[Aim of the task]: Continue the forum thread about the homemade Red Oak slingshot called Fat Boy, picking up after its final line.
## BEGIN Excerpt to read
# Fat Boy



## shot in the foot (Jan 3, 2010)

Well ive made something a bit differant for me, i tried not to make anything the same as anyone else, its made from Red Oak and has a soft wood palm swell to keep the weight down, ive also put a deep groove in the handle for my little finger, what feels really nice when i hold it, i didnt want to stain the wood so i got a block of homemade bees wax of the farmers wife, it has left the grain on the wood very smooth, i made it for target shooting in my garden, but couldnt help myself and hed to try it on the farm, got 2 crows and a rat, so im made up with it, it is made for my hand and feels really nice to shoot, ive fitted it with rings so i can shoot the thin tubes with it, and i use 8mm steel balls, cheers for looking, jeff.

FAT BOY

























__
Sensitive content, not recommended for those under 18
Show Content


----------



## Brooklyn00003 (Feb 28, 2010)

Yes it is different ! Good job.


----------



## A+ Slingshots (Jan 22, 2010)

Now that's what I call innovative!!!! Good job!!!


----------



## NightKnight (Dec 16, 2009)

A+ Slingshots said:


> Now that's what I call innovative!!!! Good job!!!


----------



## joseph_curwen (Feb 8, 2010)

I like it, good job


----------



## Bill Hays (Aug 9, 2010)
## END Excerpt to read
## BEGIN Excerpted records
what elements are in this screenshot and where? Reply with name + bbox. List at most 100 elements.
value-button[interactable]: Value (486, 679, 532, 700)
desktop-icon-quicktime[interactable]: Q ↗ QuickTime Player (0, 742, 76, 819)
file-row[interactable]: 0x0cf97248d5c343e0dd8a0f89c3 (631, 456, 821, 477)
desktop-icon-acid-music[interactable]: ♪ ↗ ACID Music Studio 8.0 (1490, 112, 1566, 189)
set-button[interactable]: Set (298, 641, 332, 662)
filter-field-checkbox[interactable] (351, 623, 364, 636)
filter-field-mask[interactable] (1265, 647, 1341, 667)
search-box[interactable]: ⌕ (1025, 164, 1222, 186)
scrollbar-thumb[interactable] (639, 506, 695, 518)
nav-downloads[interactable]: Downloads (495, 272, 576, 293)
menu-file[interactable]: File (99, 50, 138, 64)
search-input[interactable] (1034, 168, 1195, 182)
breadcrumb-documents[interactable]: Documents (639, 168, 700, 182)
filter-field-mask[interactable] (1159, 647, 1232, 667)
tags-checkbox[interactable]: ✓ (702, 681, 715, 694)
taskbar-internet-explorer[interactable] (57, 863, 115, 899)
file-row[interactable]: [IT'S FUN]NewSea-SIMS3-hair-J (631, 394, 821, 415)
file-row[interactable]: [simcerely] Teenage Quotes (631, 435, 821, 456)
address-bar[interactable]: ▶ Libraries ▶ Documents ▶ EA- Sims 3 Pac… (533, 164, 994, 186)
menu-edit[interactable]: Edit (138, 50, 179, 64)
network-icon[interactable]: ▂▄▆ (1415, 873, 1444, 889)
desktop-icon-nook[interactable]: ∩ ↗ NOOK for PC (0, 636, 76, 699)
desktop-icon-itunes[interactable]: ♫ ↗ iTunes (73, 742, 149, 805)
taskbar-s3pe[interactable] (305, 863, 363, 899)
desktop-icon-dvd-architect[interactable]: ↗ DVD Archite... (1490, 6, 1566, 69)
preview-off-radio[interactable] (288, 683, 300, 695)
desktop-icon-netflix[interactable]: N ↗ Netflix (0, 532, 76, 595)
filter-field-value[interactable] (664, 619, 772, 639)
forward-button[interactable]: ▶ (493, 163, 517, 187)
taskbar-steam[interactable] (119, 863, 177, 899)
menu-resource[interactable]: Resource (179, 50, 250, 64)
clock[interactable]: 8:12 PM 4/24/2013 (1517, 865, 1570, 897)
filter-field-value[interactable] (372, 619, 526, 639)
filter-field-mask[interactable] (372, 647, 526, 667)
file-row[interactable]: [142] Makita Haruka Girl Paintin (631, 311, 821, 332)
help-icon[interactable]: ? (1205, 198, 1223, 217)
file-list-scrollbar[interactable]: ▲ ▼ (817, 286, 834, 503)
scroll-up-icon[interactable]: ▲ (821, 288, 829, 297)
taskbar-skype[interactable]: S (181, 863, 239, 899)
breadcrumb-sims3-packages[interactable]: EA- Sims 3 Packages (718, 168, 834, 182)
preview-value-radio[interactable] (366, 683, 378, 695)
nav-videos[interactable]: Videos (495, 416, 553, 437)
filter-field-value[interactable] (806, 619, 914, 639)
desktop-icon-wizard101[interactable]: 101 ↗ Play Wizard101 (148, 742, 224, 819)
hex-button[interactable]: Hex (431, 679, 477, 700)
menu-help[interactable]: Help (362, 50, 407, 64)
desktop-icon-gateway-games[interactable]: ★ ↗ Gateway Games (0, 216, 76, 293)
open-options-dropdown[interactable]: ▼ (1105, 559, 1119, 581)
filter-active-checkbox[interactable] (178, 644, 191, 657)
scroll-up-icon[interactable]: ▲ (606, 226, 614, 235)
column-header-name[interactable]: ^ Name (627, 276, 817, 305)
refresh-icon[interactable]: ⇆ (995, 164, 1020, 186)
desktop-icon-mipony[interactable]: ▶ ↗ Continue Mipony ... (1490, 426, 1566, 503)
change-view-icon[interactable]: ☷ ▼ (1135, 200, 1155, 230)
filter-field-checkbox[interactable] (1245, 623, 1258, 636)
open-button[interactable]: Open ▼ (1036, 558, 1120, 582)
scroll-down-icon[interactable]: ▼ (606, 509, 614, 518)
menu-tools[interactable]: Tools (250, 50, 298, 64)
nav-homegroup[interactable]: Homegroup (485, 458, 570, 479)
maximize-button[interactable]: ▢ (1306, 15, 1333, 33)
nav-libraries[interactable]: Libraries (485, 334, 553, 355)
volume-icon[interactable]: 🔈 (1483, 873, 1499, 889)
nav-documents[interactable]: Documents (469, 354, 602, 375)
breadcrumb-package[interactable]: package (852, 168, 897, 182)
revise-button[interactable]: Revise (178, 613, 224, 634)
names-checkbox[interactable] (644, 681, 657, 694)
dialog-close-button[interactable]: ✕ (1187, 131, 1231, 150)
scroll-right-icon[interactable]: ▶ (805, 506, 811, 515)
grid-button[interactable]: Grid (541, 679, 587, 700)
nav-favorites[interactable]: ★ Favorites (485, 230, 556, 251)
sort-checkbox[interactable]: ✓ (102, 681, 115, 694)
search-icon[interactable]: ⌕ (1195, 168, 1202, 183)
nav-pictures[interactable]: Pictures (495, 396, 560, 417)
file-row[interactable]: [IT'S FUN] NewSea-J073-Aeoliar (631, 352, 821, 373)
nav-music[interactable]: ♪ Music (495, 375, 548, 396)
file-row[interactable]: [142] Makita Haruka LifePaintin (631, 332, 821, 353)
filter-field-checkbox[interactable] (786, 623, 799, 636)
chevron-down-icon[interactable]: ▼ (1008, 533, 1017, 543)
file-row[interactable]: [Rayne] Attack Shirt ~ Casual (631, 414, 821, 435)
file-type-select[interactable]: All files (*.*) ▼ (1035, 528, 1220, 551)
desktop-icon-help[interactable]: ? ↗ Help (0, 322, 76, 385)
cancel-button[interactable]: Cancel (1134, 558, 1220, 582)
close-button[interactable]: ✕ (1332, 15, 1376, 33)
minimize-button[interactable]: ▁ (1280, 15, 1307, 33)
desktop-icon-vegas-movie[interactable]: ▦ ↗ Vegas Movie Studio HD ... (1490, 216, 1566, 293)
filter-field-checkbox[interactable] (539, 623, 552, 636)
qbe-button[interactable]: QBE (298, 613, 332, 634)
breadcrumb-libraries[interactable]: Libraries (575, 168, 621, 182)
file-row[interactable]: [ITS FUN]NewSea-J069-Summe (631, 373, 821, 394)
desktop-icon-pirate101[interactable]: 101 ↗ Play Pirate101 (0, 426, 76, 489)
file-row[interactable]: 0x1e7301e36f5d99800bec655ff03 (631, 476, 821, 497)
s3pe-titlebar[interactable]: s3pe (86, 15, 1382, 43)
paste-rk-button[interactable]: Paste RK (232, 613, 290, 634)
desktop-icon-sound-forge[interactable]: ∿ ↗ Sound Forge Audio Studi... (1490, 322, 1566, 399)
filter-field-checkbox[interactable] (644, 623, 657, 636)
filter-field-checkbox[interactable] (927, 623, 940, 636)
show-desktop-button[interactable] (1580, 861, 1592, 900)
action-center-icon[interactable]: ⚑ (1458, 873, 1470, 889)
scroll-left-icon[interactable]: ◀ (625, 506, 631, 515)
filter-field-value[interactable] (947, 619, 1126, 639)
## END Excerpted records
[Response to the exercise]:
Good one, mate!


----------



## shot in the foot (Jan 3, 2010)

Cheers lads, ive been shreding cans all afternoon with it, jeff


----------



## Dayhiker (Mar 13, 2010)

That one's an individual alright, Jeff. Unique just like you!


----------



## Martin (Jan 17, 2010)

Nice one Jeff, I like it.
Martin.


----------



## Flatband (Dec 18, 2009)

Pretty sharp Jeff! Love the finger indentation and the swell! Flatband


----------



## huey224 (Apr 12, 2010)

it surly is fat but it looks good for a chubby slingshot and i love that finger groove!


----------



## NoSugarRob (Jun 3, 2010)

?


----------



## shot in the foot (Jan 3, 2010)

NoSugarRob said:


> is the palm swell to make it more comfy ?


Yes the palm swell makes it very comfy, and i find the grove better for me than a hole, anyone feel free to copy it ha ha, jeff


----------



## hawk2009 (Dec 30, 2009)

Really good job Jeff again very innovative well done mate.


----------



## whipcrackdeadbunny (May 22, 2010)

A slight name change, how about stubby? and I really like the little finger groove.


----------



## baumstamm (Jan 16, 2010)

nice!


----------



## Chuff (Dec 25, 2009)

Wow that's stunning!


----------



## Frodo (Dec 19, 2009)

Nice one. You are the man!


----------



## juliusjonzon (May 6, 2010)

Looking mighty fine good job! Fat Boy is actually a name fore a Classic Safety razor from gilette=) And now a great slingshot!


----------



## smitty (Dec 17, 2009)

Mighty fine slingshot/catapult ! Those varmints better watch out !


----------



## shot in the foot (Jan 3, 2010)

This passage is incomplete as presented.